**Data records**
===

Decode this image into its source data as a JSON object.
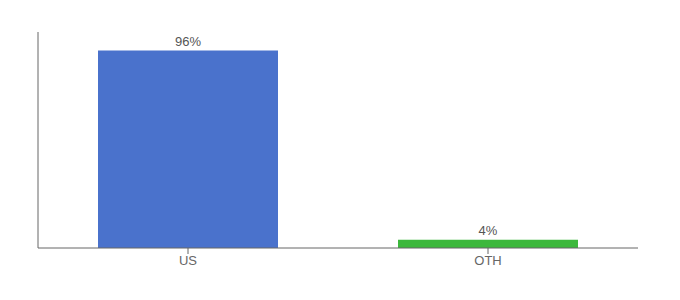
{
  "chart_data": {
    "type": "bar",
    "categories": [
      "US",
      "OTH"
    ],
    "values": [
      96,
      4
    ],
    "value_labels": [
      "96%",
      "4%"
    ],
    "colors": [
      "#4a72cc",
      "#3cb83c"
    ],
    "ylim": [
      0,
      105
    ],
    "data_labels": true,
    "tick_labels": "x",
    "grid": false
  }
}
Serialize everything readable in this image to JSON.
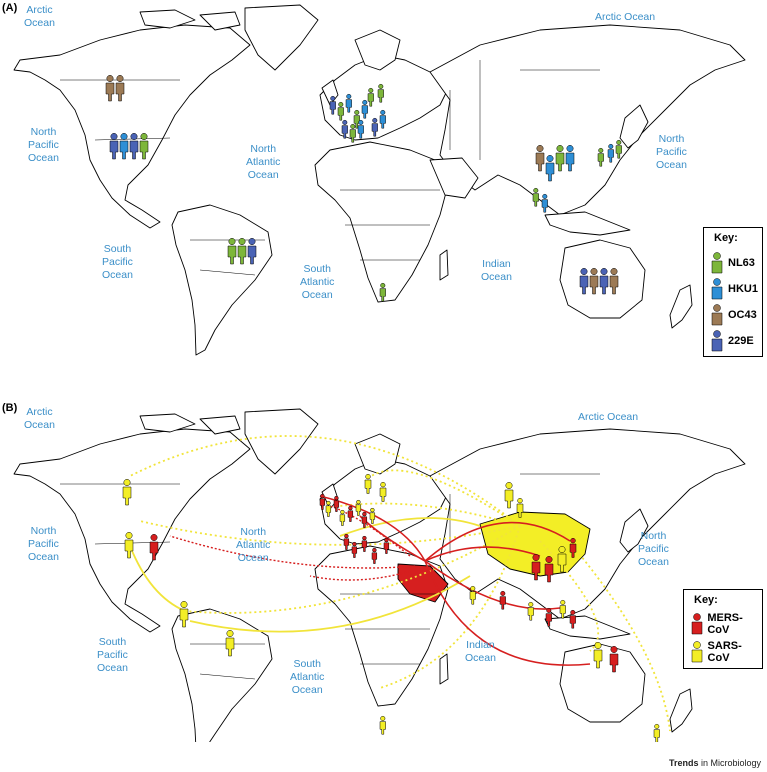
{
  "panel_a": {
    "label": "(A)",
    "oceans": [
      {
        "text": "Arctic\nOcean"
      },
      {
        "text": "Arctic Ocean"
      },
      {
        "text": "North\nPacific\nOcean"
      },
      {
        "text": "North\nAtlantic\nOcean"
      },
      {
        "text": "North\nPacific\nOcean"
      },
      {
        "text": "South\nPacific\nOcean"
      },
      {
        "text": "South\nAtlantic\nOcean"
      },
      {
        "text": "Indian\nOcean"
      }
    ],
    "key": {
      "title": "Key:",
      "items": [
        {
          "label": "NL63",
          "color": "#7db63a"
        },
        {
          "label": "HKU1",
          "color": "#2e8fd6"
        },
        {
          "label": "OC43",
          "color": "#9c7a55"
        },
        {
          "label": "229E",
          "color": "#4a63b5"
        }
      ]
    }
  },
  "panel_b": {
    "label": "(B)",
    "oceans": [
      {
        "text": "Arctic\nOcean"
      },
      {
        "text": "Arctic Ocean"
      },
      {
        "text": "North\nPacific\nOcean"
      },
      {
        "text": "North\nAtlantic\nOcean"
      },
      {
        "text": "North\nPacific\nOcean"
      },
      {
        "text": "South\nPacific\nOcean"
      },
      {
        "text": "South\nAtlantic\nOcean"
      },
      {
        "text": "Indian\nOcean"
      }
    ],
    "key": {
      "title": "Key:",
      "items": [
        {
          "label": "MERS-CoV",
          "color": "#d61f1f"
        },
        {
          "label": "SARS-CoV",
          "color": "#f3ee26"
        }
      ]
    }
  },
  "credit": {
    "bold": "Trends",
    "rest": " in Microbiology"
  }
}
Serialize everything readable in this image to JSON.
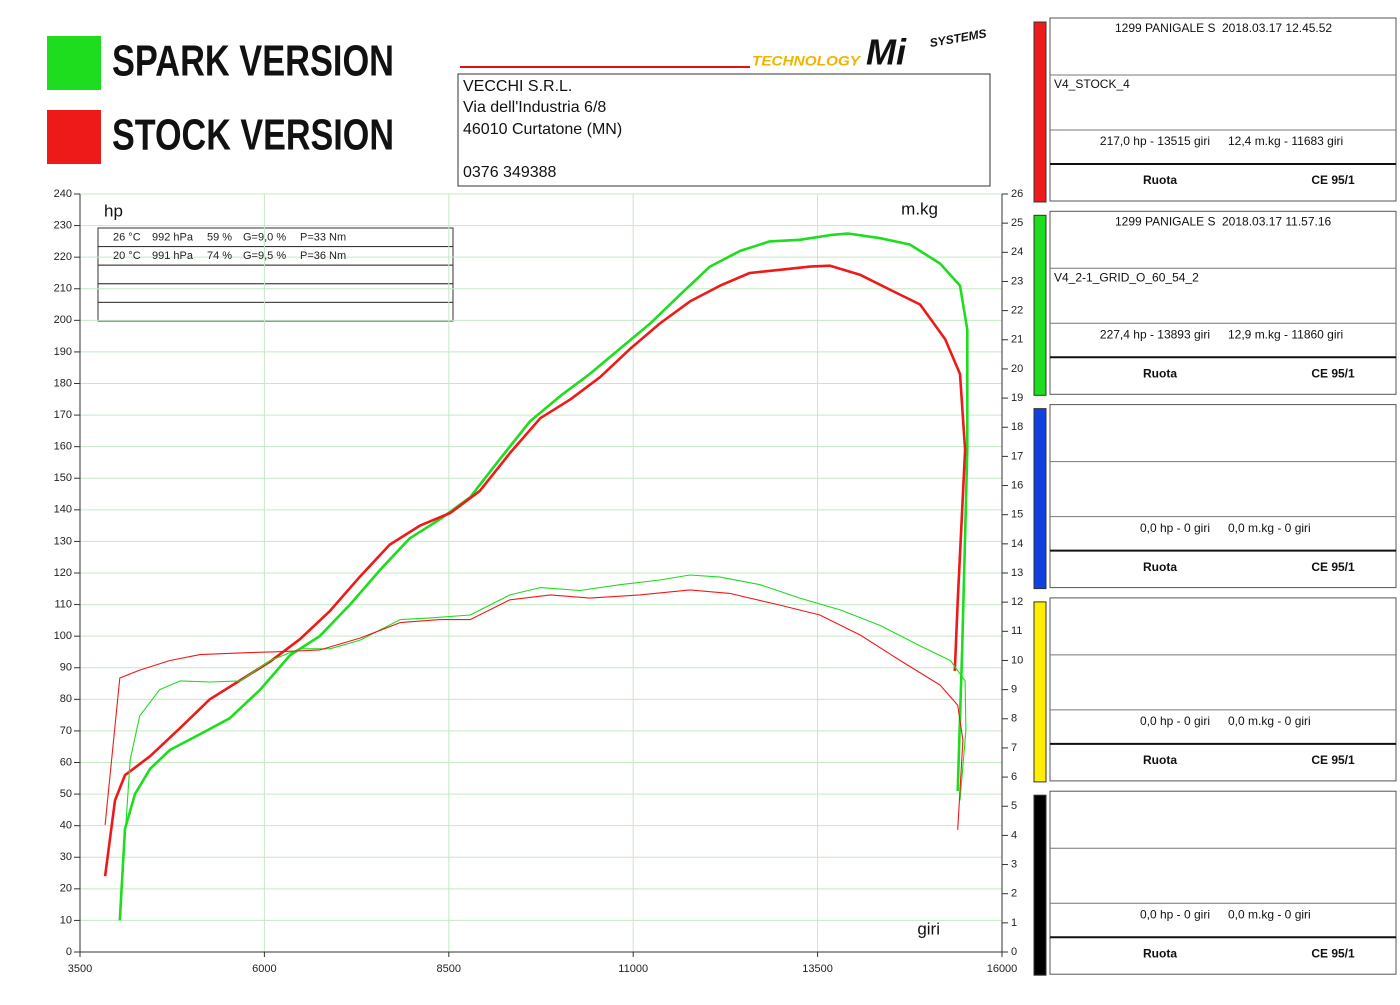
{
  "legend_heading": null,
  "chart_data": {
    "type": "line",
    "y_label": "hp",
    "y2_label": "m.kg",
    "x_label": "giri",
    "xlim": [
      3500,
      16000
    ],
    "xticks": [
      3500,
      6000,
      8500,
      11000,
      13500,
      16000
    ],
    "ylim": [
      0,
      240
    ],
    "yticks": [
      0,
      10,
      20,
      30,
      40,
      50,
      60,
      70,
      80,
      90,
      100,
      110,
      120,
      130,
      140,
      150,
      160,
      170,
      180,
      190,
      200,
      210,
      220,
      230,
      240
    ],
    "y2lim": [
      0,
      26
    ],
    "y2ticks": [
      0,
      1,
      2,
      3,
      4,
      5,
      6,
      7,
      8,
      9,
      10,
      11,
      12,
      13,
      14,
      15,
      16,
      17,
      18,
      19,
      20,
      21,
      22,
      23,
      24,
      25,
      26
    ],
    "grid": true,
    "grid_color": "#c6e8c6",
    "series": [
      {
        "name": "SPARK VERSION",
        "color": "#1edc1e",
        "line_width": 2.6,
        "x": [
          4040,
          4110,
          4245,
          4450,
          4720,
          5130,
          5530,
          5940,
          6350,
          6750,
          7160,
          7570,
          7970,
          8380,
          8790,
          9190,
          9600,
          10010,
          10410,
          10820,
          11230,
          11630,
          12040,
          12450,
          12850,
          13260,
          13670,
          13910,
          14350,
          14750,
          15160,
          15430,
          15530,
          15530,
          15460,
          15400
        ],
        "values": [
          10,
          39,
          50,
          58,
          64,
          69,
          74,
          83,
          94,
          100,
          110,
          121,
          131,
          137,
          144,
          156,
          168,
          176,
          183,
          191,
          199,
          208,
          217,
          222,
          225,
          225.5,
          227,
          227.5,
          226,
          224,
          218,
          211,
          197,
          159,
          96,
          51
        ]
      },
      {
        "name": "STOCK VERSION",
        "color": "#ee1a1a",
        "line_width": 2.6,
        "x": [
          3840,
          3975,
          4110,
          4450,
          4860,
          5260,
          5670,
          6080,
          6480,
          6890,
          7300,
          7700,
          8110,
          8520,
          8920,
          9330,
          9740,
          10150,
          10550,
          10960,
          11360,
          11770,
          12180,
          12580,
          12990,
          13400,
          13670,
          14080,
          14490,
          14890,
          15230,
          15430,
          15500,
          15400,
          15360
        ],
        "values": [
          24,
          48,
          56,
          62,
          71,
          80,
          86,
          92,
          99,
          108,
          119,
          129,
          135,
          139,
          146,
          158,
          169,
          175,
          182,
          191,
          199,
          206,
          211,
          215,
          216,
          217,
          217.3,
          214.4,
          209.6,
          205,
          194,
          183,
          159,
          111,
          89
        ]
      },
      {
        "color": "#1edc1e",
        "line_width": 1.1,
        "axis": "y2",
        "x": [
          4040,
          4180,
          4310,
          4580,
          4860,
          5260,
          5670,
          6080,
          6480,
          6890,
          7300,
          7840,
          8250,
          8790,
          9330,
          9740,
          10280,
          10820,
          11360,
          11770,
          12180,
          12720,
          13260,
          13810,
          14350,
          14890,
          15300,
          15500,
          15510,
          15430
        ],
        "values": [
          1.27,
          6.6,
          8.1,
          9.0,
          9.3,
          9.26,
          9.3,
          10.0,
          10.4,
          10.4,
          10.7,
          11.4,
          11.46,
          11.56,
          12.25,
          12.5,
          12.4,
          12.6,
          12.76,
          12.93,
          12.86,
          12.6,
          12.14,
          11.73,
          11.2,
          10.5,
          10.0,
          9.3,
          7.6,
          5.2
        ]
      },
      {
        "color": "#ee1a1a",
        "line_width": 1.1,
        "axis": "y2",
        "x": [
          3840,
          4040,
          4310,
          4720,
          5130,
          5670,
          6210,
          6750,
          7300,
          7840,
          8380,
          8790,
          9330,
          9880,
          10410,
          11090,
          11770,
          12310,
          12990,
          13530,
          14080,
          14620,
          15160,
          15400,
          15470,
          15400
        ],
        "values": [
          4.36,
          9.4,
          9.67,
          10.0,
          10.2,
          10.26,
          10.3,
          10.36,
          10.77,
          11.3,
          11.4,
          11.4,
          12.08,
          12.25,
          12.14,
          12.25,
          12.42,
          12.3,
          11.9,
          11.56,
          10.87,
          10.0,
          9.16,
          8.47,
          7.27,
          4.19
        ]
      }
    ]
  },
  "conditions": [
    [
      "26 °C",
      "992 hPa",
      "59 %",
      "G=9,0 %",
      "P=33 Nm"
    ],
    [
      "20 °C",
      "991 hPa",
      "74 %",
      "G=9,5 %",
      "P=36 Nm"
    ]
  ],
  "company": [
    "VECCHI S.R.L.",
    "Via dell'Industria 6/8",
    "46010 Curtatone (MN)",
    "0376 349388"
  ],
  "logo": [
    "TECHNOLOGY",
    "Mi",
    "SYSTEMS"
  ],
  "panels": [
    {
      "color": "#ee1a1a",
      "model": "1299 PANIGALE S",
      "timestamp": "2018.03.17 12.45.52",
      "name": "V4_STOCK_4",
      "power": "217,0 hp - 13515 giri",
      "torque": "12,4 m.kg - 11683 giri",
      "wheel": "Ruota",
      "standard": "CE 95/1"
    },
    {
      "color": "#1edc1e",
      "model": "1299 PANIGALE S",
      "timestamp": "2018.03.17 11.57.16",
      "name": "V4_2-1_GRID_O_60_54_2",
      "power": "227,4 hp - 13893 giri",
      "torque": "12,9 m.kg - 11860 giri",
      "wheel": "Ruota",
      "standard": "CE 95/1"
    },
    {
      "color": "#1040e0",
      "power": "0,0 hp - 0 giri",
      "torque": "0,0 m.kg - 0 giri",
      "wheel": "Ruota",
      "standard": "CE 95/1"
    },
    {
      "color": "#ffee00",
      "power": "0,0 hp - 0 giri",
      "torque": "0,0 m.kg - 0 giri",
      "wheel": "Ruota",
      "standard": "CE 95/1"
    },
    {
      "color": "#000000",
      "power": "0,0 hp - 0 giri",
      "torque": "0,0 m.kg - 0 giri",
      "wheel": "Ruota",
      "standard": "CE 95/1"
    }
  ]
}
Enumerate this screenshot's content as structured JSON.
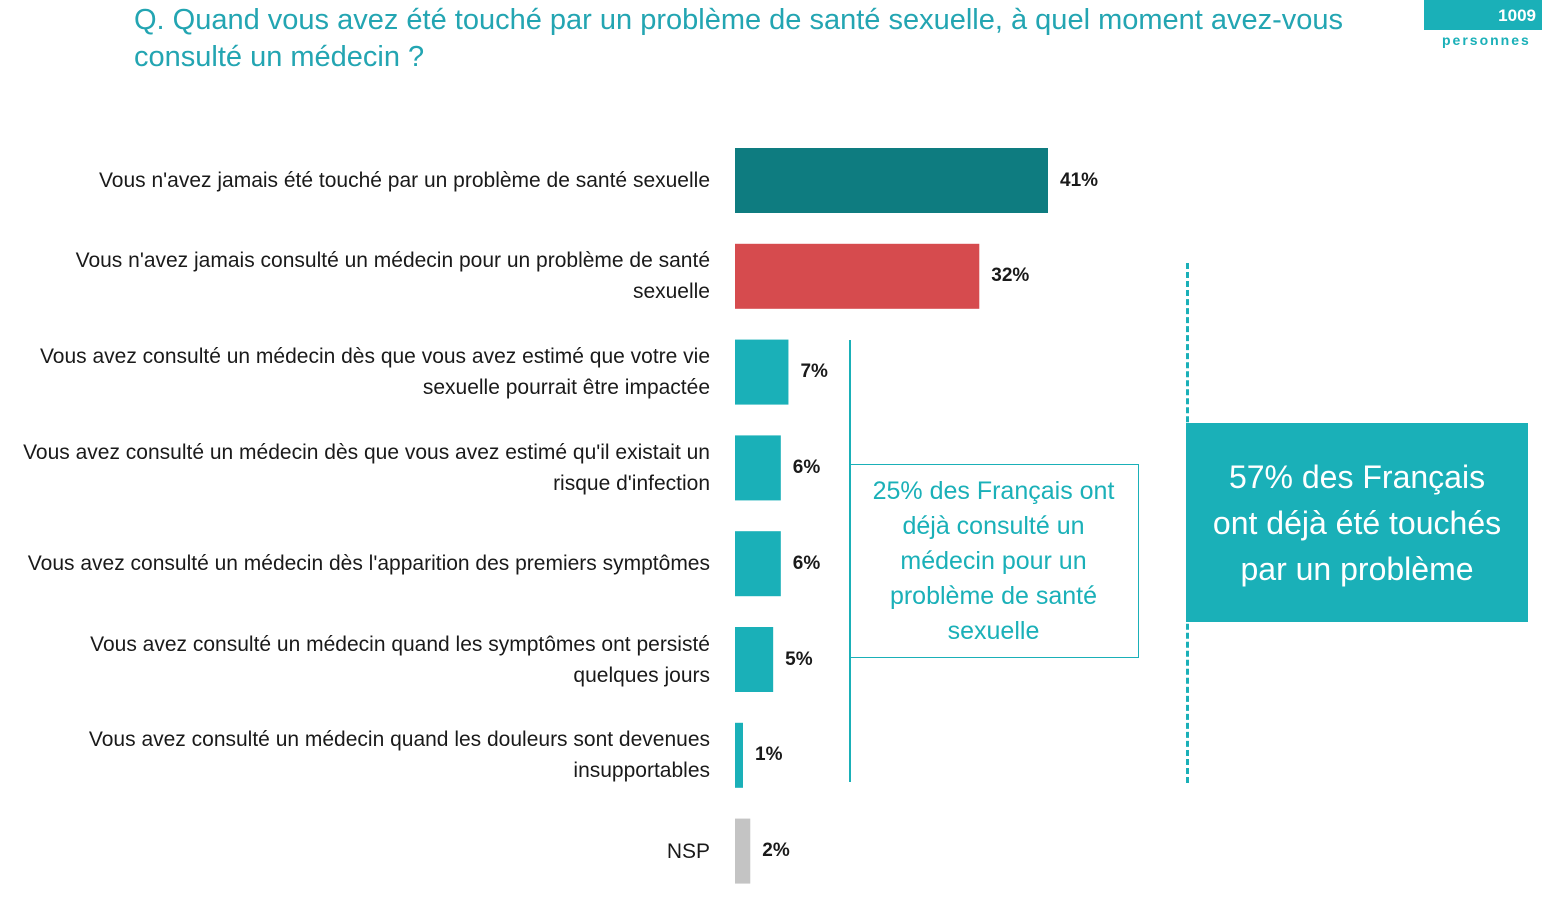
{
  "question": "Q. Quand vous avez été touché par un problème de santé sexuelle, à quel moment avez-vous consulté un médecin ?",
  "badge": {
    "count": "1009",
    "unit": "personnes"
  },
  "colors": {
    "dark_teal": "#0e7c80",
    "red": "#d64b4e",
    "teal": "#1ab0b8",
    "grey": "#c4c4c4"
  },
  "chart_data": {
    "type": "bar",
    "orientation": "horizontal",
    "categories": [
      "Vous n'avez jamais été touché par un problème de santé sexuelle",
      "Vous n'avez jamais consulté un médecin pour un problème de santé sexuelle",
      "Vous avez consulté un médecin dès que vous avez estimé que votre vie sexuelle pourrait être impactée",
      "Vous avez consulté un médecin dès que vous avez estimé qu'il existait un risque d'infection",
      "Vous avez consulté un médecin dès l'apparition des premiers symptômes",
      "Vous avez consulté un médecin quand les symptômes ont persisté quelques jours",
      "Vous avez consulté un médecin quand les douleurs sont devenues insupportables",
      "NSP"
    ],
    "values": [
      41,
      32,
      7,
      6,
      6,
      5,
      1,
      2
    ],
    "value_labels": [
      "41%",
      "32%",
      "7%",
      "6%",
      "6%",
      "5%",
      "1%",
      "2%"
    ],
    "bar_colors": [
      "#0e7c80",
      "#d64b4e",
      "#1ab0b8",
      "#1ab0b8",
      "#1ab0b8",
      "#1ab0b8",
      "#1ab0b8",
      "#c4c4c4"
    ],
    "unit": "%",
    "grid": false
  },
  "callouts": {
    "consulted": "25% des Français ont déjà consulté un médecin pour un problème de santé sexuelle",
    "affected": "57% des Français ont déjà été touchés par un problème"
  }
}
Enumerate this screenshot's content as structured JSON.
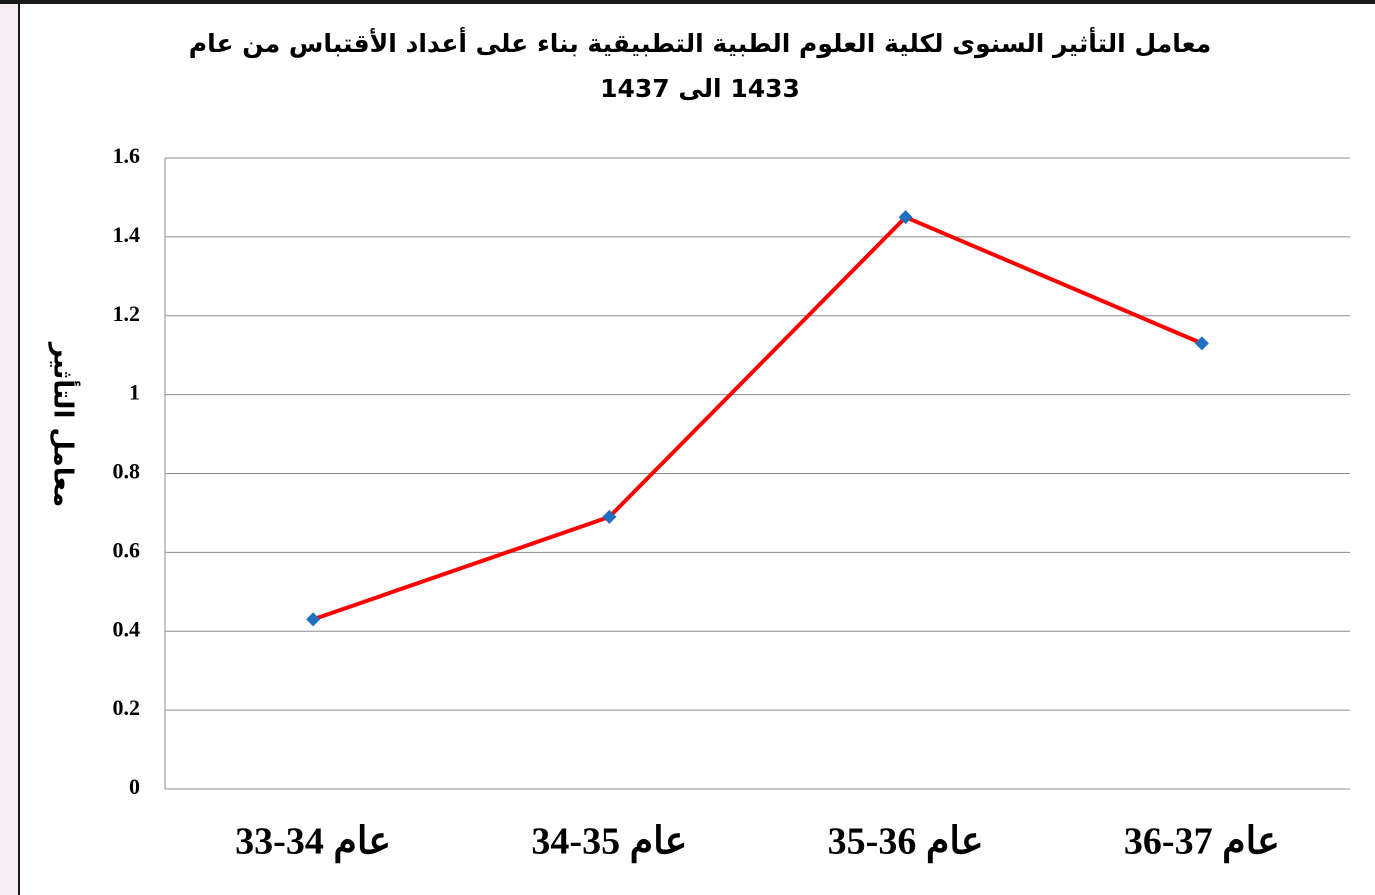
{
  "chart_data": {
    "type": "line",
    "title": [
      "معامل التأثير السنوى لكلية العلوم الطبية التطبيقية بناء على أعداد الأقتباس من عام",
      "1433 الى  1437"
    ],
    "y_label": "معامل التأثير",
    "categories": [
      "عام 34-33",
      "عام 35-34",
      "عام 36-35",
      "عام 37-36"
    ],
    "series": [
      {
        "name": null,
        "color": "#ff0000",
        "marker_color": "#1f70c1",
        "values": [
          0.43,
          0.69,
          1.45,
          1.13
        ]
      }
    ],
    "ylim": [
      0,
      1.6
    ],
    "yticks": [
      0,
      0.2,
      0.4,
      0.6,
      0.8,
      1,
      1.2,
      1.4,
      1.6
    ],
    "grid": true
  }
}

===

**INSTRUCTION**
Each line that has the word "معامل" should be copied.

**ANSWER FOR THE TASK**
      "معامل التأثير السنوى لكلية العلوم الطبية التطبيقية بناء على أعداد الأقتباس من عام",
    "y_label": "معامل التأثير",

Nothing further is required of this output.